## Exercise instructions:
Which lines below hold the word "JSON"? Copy all of them.

## Supplied records:
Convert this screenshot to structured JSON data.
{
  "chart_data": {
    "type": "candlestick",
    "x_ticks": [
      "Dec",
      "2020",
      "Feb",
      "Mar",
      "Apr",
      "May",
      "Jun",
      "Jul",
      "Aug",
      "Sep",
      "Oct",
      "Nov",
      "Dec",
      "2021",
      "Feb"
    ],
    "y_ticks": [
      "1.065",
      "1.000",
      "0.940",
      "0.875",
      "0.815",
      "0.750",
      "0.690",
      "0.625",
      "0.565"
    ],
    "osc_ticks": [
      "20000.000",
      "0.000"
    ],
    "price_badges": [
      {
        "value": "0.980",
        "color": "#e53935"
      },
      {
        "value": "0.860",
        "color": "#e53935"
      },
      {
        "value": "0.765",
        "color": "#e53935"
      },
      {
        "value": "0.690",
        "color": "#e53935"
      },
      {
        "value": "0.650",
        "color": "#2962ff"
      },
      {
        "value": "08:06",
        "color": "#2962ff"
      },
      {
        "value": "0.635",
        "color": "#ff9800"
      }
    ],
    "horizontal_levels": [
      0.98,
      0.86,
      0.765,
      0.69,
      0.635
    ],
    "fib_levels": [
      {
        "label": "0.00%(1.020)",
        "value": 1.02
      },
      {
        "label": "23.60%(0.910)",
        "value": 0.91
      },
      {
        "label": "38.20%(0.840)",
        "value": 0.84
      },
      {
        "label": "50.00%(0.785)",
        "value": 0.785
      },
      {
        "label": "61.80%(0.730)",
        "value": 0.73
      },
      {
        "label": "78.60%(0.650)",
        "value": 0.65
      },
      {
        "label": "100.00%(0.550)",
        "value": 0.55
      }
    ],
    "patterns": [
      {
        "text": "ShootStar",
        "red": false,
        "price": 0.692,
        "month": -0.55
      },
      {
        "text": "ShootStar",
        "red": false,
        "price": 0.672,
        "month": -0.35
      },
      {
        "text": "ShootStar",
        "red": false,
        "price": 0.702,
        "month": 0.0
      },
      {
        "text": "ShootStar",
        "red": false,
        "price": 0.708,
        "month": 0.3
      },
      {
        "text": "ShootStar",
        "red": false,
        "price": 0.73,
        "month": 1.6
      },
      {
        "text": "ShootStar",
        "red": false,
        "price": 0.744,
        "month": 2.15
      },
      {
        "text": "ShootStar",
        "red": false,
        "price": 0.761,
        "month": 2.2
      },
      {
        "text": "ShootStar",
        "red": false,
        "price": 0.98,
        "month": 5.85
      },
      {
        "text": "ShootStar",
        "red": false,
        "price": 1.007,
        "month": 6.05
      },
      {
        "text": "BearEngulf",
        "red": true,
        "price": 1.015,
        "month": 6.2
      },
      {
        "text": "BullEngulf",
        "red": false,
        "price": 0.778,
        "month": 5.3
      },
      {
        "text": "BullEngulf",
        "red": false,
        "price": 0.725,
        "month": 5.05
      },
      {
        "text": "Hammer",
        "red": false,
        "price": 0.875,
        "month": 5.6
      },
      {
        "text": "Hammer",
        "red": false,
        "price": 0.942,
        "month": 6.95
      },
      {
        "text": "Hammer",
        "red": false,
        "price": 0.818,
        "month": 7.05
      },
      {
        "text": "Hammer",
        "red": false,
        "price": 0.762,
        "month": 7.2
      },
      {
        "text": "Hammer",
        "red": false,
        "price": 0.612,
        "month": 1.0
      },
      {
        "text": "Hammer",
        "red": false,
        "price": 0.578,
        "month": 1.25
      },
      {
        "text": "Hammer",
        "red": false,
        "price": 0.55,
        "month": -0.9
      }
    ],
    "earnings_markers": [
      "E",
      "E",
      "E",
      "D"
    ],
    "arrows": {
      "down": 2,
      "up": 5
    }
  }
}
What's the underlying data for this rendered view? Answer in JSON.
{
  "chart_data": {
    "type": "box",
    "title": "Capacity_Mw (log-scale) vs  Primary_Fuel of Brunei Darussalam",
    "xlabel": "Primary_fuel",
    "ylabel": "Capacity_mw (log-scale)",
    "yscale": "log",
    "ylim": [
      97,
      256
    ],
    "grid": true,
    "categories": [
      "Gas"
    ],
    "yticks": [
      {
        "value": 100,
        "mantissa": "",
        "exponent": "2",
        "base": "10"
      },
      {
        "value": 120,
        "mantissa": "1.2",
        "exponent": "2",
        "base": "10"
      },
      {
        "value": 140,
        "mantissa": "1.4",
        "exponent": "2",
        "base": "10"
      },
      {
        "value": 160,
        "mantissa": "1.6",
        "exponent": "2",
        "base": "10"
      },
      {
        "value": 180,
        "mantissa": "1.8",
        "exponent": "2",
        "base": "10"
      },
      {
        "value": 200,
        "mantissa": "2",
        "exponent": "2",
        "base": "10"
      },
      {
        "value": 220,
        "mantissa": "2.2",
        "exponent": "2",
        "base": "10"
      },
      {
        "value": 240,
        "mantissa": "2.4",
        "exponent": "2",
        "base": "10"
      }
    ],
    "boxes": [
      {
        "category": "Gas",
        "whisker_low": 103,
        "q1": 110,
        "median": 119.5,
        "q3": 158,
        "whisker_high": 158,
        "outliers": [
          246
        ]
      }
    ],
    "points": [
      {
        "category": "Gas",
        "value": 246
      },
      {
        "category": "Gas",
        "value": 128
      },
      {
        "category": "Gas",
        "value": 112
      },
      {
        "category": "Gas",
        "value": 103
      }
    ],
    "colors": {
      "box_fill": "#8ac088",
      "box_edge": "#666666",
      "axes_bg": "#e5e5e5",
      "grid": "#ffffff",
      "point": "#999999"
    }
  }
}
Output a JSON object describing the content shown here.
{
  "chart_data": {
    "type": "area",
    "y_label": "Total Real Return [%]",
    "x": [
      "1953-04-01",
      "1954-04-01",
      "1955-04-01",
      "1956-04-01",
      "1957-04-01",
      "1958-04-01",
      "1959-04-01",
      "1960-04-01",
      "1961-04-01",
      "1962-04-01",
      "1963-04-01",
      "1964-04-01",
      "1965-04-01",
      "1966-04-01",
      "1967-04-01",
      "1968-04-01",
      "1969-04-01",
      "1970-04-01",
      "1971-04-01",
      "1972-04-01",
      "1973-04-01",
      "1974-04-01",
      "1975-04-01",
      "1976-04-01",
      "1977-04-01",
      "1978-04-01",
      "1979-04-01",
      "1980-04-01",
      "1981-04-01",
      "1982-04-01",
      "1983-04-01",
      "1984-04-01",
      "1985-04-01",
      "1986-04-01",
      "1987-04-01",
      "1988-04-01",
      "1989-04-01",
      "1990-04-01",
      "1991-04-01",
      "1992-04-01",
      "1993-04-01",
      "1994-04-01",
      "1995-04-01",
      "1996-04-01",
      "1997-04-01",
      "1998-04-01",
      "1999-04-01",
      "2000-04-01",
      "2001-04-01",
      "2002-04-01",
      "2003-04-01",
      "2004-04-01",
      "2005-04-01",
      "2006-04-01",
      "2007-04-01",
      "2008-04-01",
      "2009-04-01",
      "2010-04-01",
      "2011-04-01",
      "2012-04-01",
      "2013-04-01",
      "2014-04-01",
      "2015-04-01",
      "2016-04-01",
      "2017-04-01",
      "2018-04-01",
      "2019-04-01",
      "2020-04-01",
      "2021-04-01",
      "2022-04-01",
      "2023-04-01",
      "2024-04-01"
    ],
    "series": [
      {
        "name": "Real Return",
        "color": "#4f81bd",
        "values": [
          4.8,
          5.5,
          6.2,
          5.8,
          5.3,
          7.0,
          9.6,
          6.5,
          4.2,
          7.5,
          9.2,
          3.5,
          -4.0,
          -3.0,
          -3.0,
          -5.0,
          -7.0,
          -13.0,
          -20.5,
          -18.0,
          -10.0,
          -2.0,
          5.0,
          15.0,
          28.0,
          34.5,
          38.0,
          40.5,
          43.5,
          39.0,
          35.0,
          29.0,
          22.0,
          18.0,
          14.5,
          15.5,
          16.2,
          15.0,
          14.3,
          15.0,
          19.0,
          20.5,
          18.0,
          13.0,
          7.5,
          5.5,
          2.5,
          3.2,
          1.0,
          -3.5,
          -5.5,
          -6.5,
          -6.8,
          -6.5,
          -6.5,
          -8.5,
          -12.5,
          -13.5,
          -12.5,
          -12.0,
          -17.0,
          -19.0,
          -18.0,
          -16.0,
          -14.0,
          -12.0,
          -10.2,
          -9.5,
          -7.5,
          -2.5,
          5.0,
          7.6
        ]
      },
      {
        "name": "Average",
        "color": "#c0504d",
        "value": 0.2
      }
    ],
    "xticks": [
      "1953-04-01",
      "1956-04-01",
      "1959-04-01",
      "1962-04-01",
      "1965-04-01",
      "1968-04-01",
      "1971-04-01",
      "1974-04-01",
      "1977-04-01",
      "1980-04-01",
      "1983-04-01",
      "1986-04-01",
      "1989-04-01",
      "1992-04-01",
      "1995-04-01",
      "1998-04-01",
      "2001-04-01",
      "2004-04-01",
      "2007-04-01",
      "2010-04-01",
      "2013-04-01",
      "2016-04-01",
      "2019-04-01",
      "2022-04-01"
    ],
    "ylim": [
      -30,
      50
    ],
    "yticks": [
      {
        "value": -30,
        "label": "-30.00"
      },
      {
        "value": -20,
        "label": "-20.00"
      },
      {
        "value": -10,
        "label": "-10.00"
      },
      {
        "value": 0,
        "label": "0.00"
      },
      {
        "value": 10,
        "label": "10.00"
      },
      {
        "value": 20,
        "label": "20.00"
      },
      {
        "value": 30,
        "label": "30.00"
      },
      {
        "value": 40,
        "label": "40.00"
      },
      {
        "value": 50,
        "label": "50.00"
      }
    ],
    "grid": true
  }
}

## Expected answer:
Convert this screenshot to structured JSON data.
What's the underlying data for this rendered view? Answer in JSON.
Output a JSON object describing the content shown here.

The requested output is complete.